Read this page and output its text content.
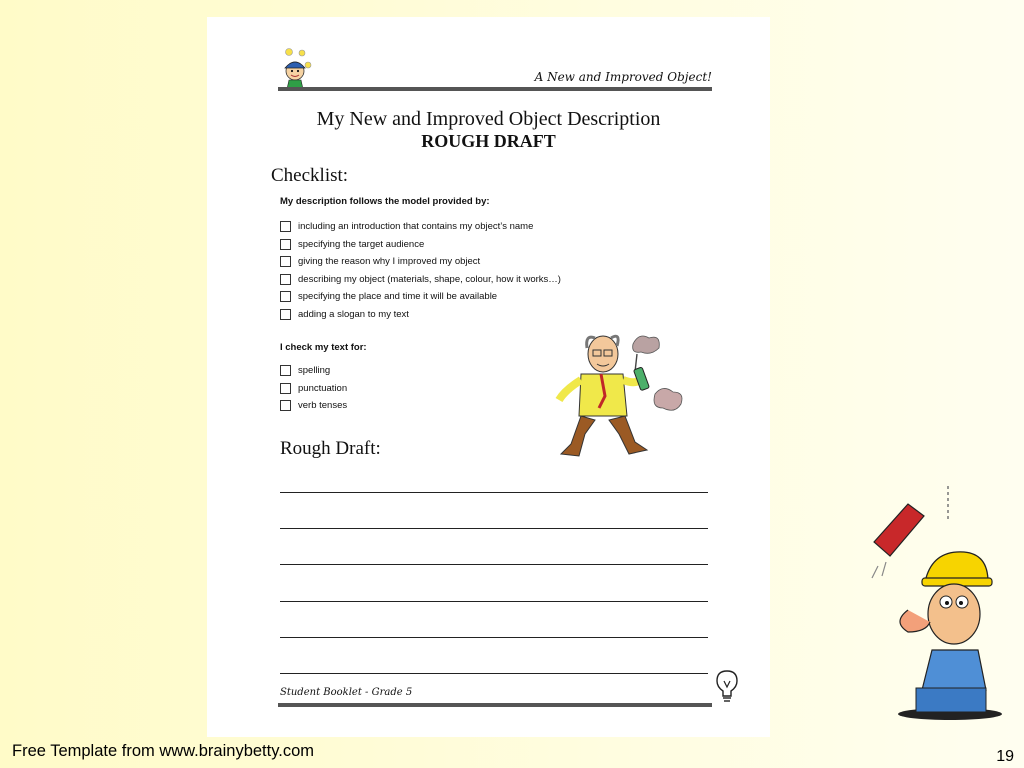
A New and Improved Object!
My New and Improved Object Description
ROUGH DRAFT
Checklist:
My description follows the model provided by:
including an introduction that contains my object’s name
specifying the target audience
giving the reason why I improved my object
describing my object (materials, shape, colour, how it works…)
specifying the place and time it will be available
adding a slogan to my text
I check my text for:
spelling
punctuation
verb tenses
Rough Draft:
Student Booklet - Grade 5
Free Template from www.brainybetty.com	19
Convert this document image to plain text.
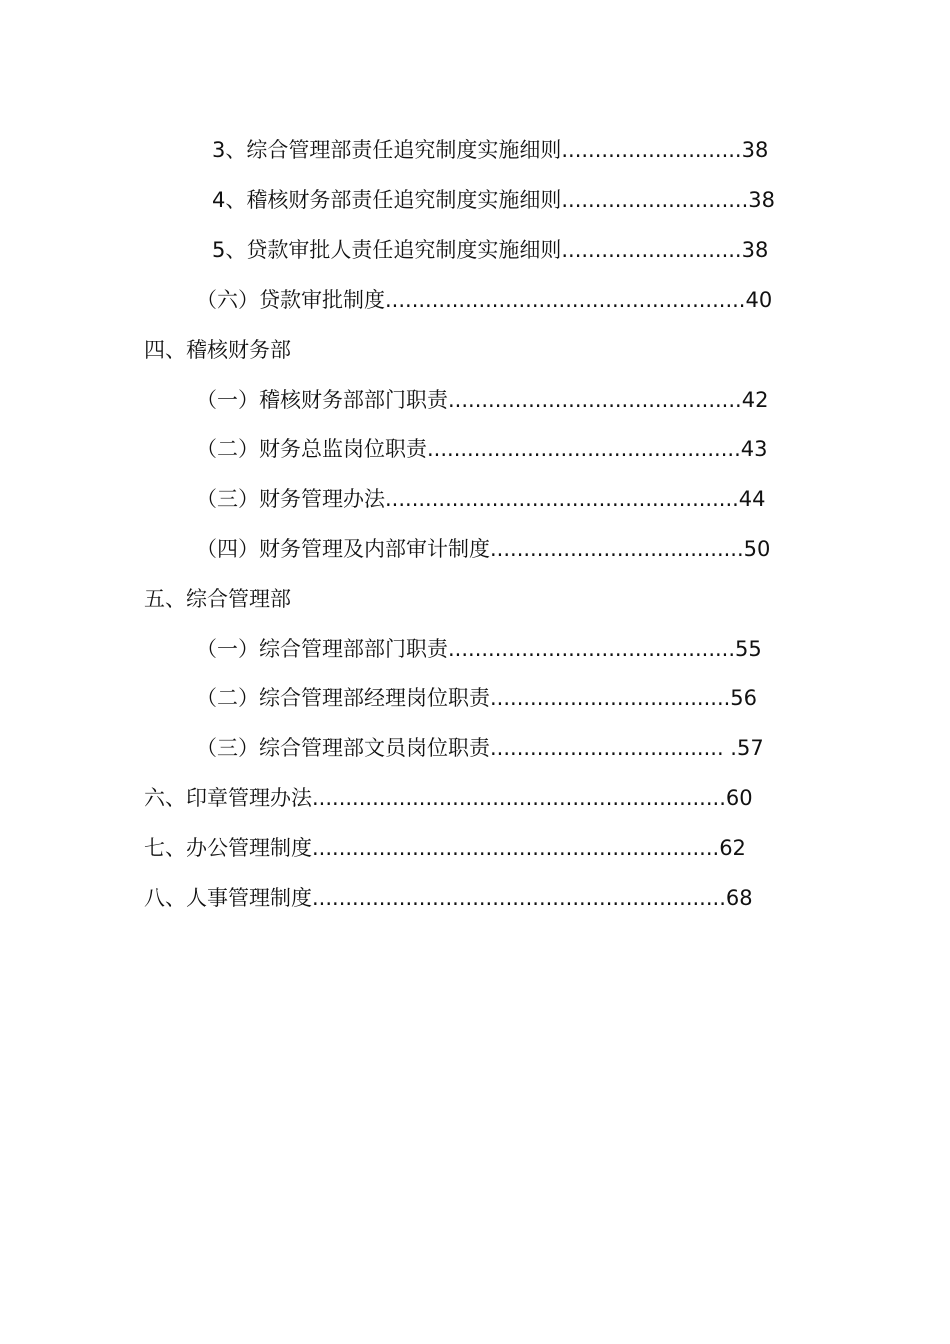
3、综合管理部责任追究制度实施细则...........................38
4、稽核财务部责任追究制度实施细则............................38
5、贷款审批人责任追究制度实施细则...........................38
（六）贷款审批制度......................................................40
四、稽核财务部
（一）稽核财务部部门职责............................................42
（二）财务总监岗位职责...............................................43
（三）财务管理办法.....................................................44
（四）财务管理及内部审计制度......................................50
五、综合管理部
（一）综合管理部部门职责...........................................55
（二）综合管理部经理岗位职责....................................56
（三）综合管理部文员岗位职责................................... .57
六、印章管理办法..............................................................60
七、办公管理制度.............................................................62
八、人事管理制度..............................................................68
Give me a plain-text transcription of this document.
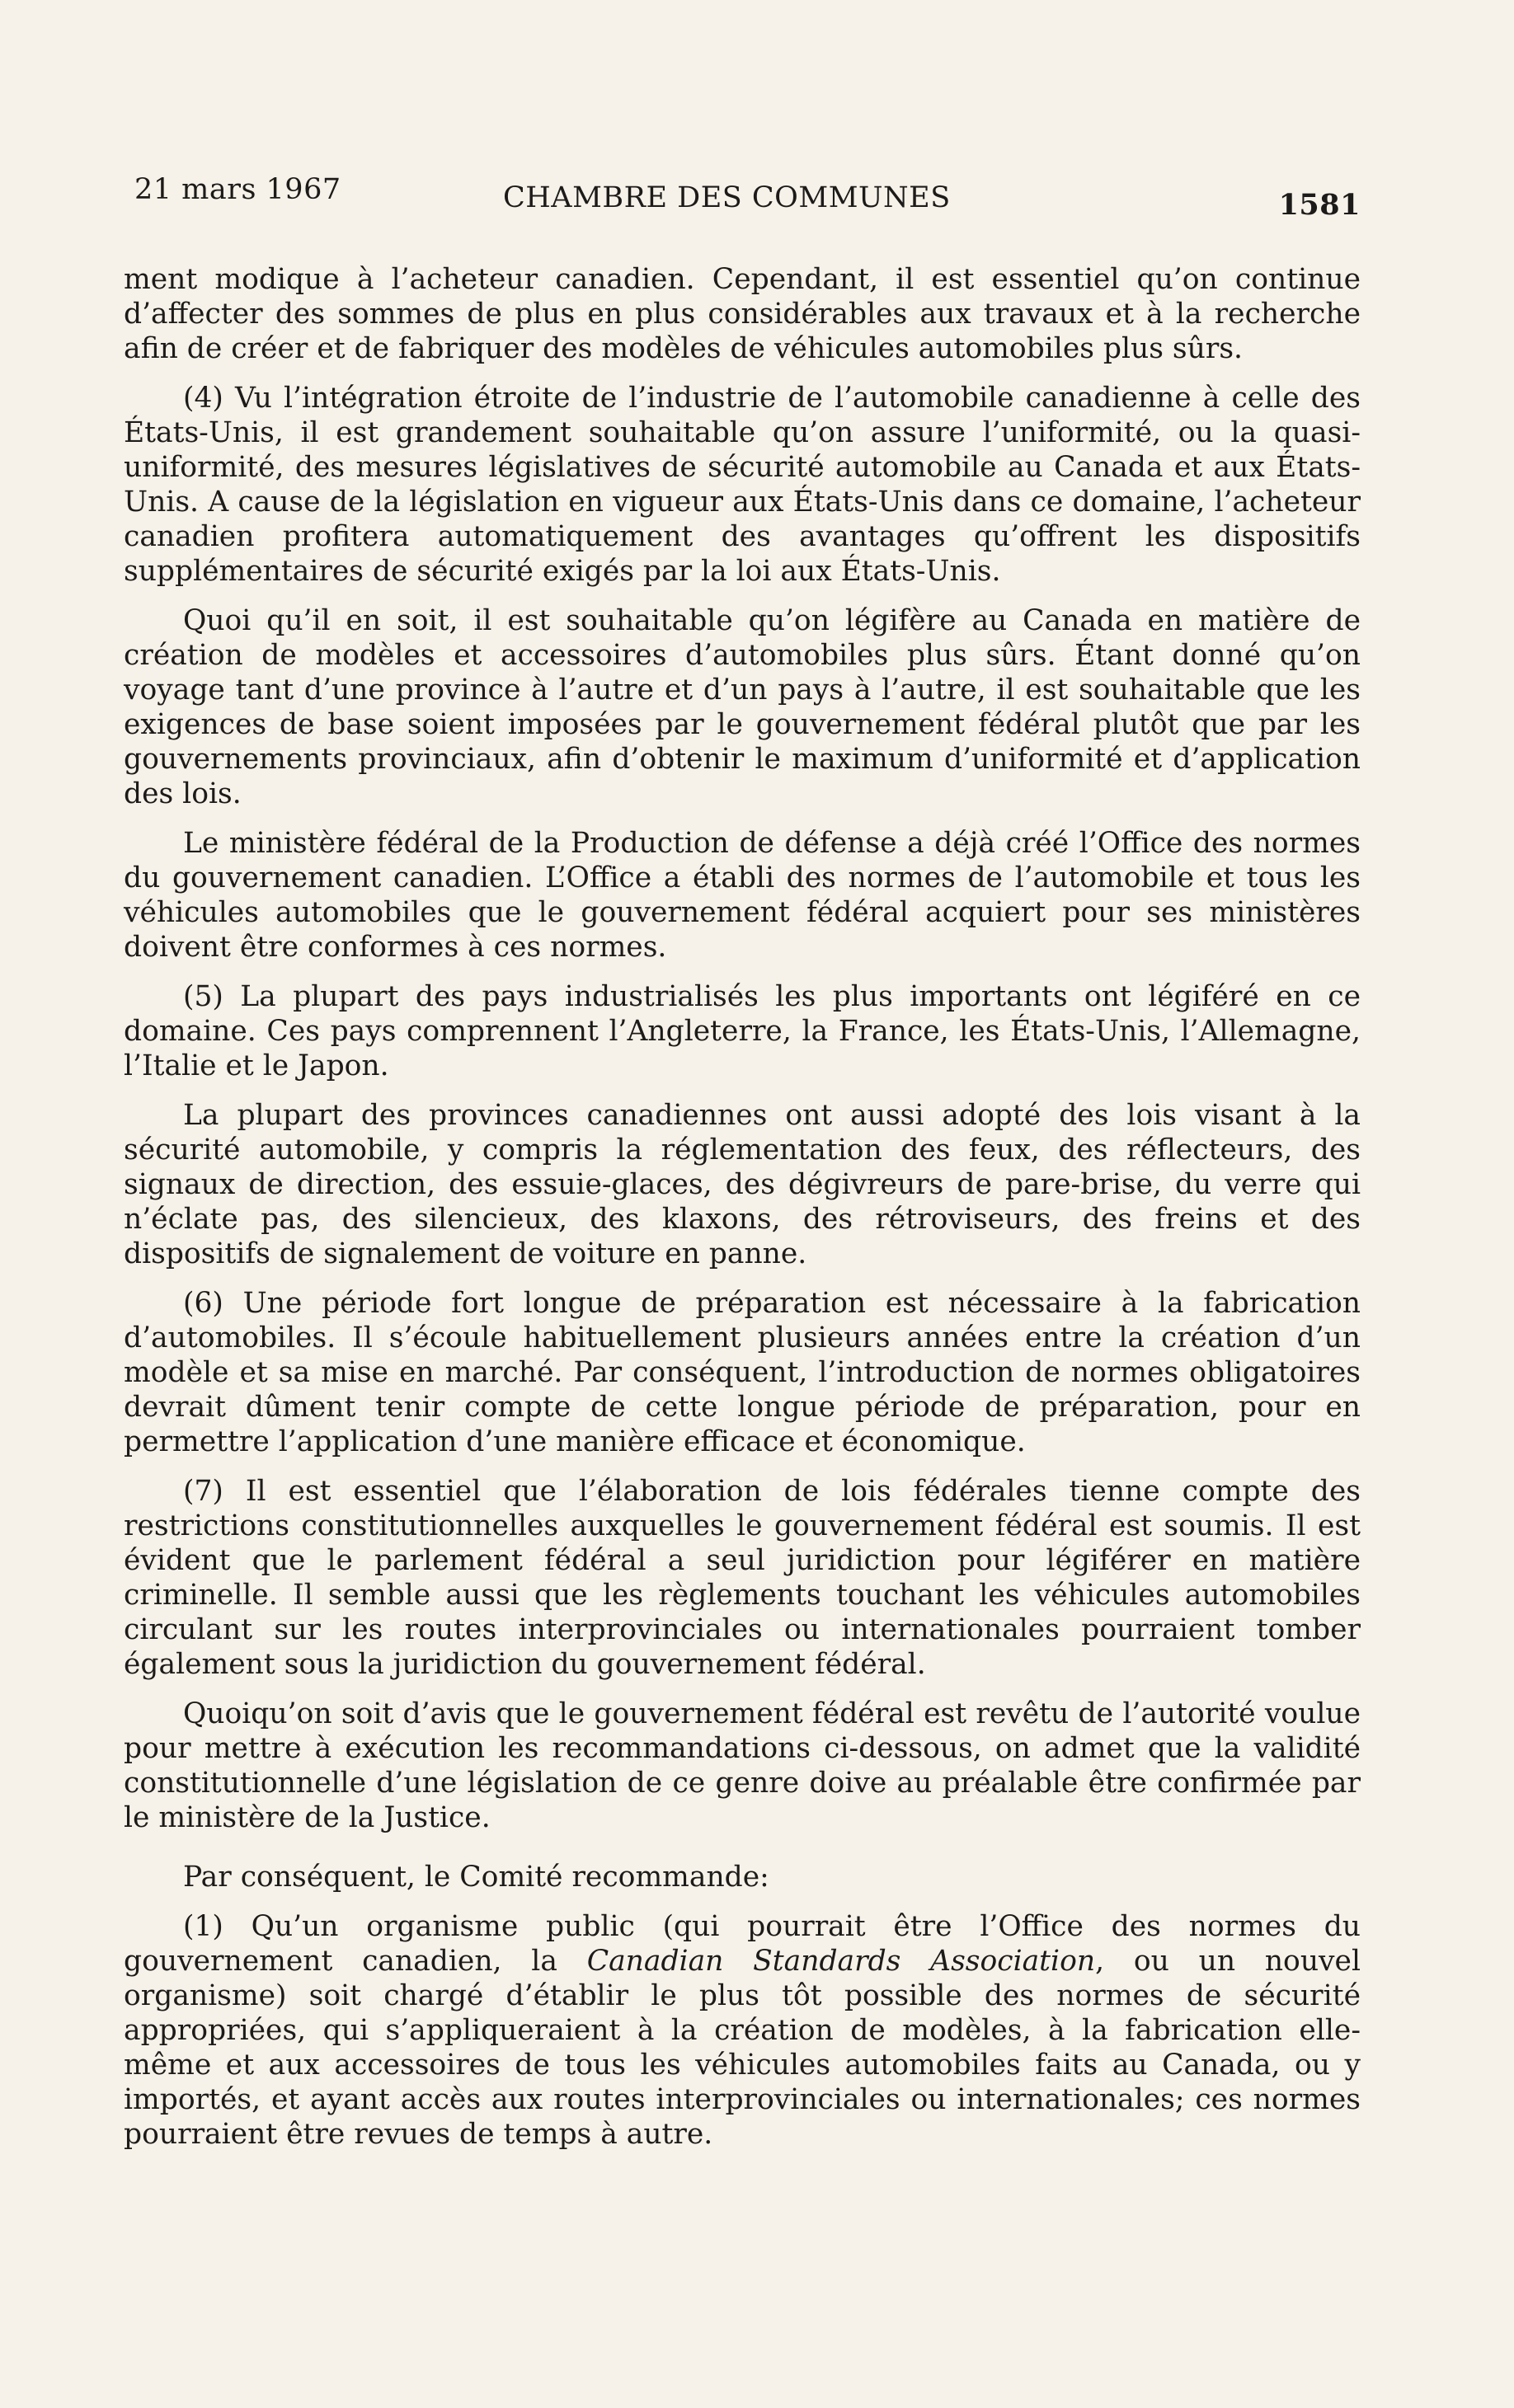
21 mars 1967	CHAMBRE DES COMMUNES	1581

ment modique à l’acheteur canadien. Cependant, il est essentiel qu’on continue d’affecter des sommes de plus en plus considérables aux travaux et à la recherche afin de créer et de fabriquer des modèles de véhicules automobiles plus sûrs.

(4) Vu l’intégration étroite de l’industrie de l’automobile canadienne à celle des États-Unis, il est grandement souhaitable qu’on assure l’uniformité, ou la quasi-uniformité, des mesures législatives de sécurité automobile au Canada et aux États-Unis. A cause de la législation en vigueur aux États-Unis dans ce domaine, l’acheteur canadien profitera automatiquement des avantages qu’offrent les dispositifs supplémentaires de sécurité exigés par la loi aux États-Unis.

Quoi qu’il en soit, il est souhaitable qu’on légifère au Canada en matière de création de modèles et accessoires d’automobiles plus sûrs. Étant donné qu’on voyage tant d’une province à l’autre et d’un pays à l’autre, il est souhaitable que les exigences de base soient imposées par le gouvernement fédéral plutôt que par les gouvernements provinciaux, afin d’obtenir le maximum d’uniformité et d’application des lois.

Le ministère fédéral de la Production de défense a déjà créé l’Office des normes du gouvernement canadien. L’Office a établi des normes de l’automobile et tous les véhicules automobiles que le gouvernement fédéral acquiert pour ses ministères doivent être conformes à ces normes.

(5) La plupart des pays industrialisés les plus importants ont légiféré en ce domaine. Ces pays comprennent l’Angleterre, la France, les États-Unis, l’Allemagne, l’Italie et le Japon.

La plupart des provinces canadiennes ont aussi adopté des lois visant à la sécurité automobile, y compris la réglementation des feux, des réflecteurs, des signaux de direction, des essuie-glaces, des dégivreurs de pare-brise, du verre qui n’éclate pas, des silencieux, des klaxons, des rétroviseurs, des freins et des dispositifs de signalement de voiture en panne.

(6) Une période fort longue de préparation est nécessaire à la fabrication d’automobiles. Il s’écoule habituellement plusieurs années entre la création d’un modèle et sa mise en marché. Par conséquent, l’introduction de normes obligatoires devrait dûment tenir compte de cette longue période de préparation, pour en permettre l’application d’une manière efficace et économique.

(7) Il est essentiel que l’élaboration de lois fédérales tienne compte des restrictions constitutionnelles auxquelles le gouvernement fédéral est soumis. Il est évident que le parlement fédéral a seul juridiction pour légiférer en matière criminelle. Il semble aussi que les règlements touchant les véhicules automobiles circulant sur les routes interprovinciales ou internationales pourraient tomber également sous la juridiction du gouvernement fédéral.

Quoiqu’on soit d’avis que le gouvernement fédéral est revêtu de l’autorité voulue pour mettre à exécution les recommandations ci-dessous, on admet que la validité constitutionnelle d’une législation de ce genre doive au préalable être confirmée par le ministère de la Justice.

Par conséquent, le Comité recommande:

(1) Qu’un organisme public (qui pourrait être l’Office des normes du gouvernement canadien, la Canadian Standards Association, ou un nouvel organisme) soit chargé d’établir le plus tôt possible des normes de sécurité appropriées, qui s’appliqueraient à la création de modèles, à la fabrication elle-même et aux accessoires de tous les véhicules automobiles faits au Canada, ou y importés, et ayant accès aux routes interprovinciales ou internationales; ces normes pourraient être revues de temps à autre.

**********

→ WHAT IS ASKED
The pictures should not be reproduced; quote all of the other material exactly.

→ WRITTEN SOLUTION
Read this page and output its text content.
A New and Improved Object!
My New and Improved Object Description
ROUGH DRAFT
Checklist:
My description follows the model provided by:
including an introduction that contains my object’s name
specifying the target audience
giving the reason why I improved my object
describing my object (materials, shape, colour, how it works…)
specifying the place and time it will be available
adding a slogan to my text
I check my text for:
spelling
punctuation
verb tenses
Rough Draft:
Student Booklet - Grade 5
Free Template from www.brainybetty.com	19
Convert this document image to plain text.
3、综合管理部责任追究制度实施细则...........................38
4、稽核财务部责任追究制度实施细则............................38
5、贷款审批人责任追究制度实施细则...........................38
（六）贷款审批制度......................................................40
四、稽核财务部
（一）稽核财务部部门职责............................................42
（二）财务总监岗位职责...............................................43
（三）财务管理办法.....................................................44
（四）财务管理及内部审计制度......................................50
五、综合管理部
（一）综合管理部部门职责...........................................55
（二）综合管理部经理岗位职责....................................56
（三）综合管理部文员岗位职责................................... .57
六、印章管理办法..............................................................60
七、办公管理制度.............................................................62
八、人事管理制度..............................................................68
Give me a plain-text transcription of this document.
21 mars 1967	CHAMBRE DES COMMUNES	1581

ment modique à l’acheteur canadien. Cependant, il est essentiel qu’on continue d’affecter des sommes de plus en plus considérables aux travaux et à la recherche afin de créer et de fabriquer des modèles de véhicules automobiles plus sûrs.

(4) Vu l’intégration étroite de l’industrie de l’automobile canadienne à celle des États-Unis, il est grandement souhaitable qu’on assure l’uniformité, ou la quasi-uniformité, des mesures législatives de sécurité automobile au Canada et aux États-Unis. A cause de la législation en vigueur aux États-Unis dans ce domaine, l’acheteur canadien profitera automatiquement des avantages qu’offrent les dispositifs supplémentaires de sécurité exigés par la loi aux États-Unis.

Quoi qu’il en soit, il est souhaitable qu’on légifère au Canada en matière de création de modèles et accessoires d’automobiles plus sûrs. Étant donné qu’on voyage tant d’une province à l’autre et d’un pays à l’autre, il est souhaitable que les exigences de base soient imposées par le gouvernement fédéral plutôt que par les gouvernements provinciaux, afin d’obtenir le maximum d’uniformité et d’application des lois.

Le ministère fédéral de la Production de défense a déjà créé l’Office des normes du gouvernement canadien. L’Office a établi des normes de l’automobile et tous les véhicules automobiles que le gouvernement fédéral acquiert pour ses ministères doivent être conformes à ces normes.

(5) La plupart des pays industrialisés les plus importants ont légiféré en ce domaine. Ces pays comprennent l’Angleterre, la France, les États-Unis, l’Allemagne, l’Italie et le Japon.

La plupart des provinces canadiennes ont aussi adopté des lois visant à la sécurité automobile, y compris la réglementation des feux, des réflecteurs, des signaux de direction, des essuie-glaces, des dégivreurs de pare-brise, du verre qui n’éclate pas, des silencieux, des klaxons, des rétroviseurs, des freins et des dispositifs de signalement de voiture en panne.

(6) Une période fort longue de préparation est nécessaire à la fabrication d’automobiles. Il s’écoule habituellement plusieurs années entre la création d’un modèle et sa mise en marché. Par conséquent, l’introduction de normes obligatoires devrait dûment tenir compte de cette longue période de préparation, pour en permettre l’application d’une manière efficace et économique.

(7) Il est essentiel que l’élaboration de lois fédérales tienne compte des restrictions constitutionnelles auxquelles le gouvernement fédéral est soumis. Il est évident que le parlement fédéral a seul juridiction pour légiférer en matière criminelle. Il semble aussi que les règlements touchant les véhicules automobiles circulant sur les routes interprovinciales ou internationales pourraient tomber également sous la juridiction du gouvernement fédéral.

Quoiqu’on soit d’avis que le gouvernement fédéral est revêtu de l’autorité voulue pour mettre à exécution les recommandations ci-dessous, on admet que la validité constitutionnelle d’une législation de ce genre doive au préalable être confirmée par le ministère de la Justice.

Par conséquent, le Comité recommande:

(1) Qu’un organisme public (qui pourrait être l’Office des normes du gouvernement canadien, la Canadian Standards Association, ou un nouvel organisme) soit chargé d’établir le plus tôt possible des normes de sécurité appropriées, qui s’appliqueraient à la création de modèles, à la fabrication elle-même et aux accessoires de tous les véhicules automobiles faits au Canada, ou y importés, et ayant accès aux routes interprovinciales ou internationales; ces normes pourraient être revues de temps à autre.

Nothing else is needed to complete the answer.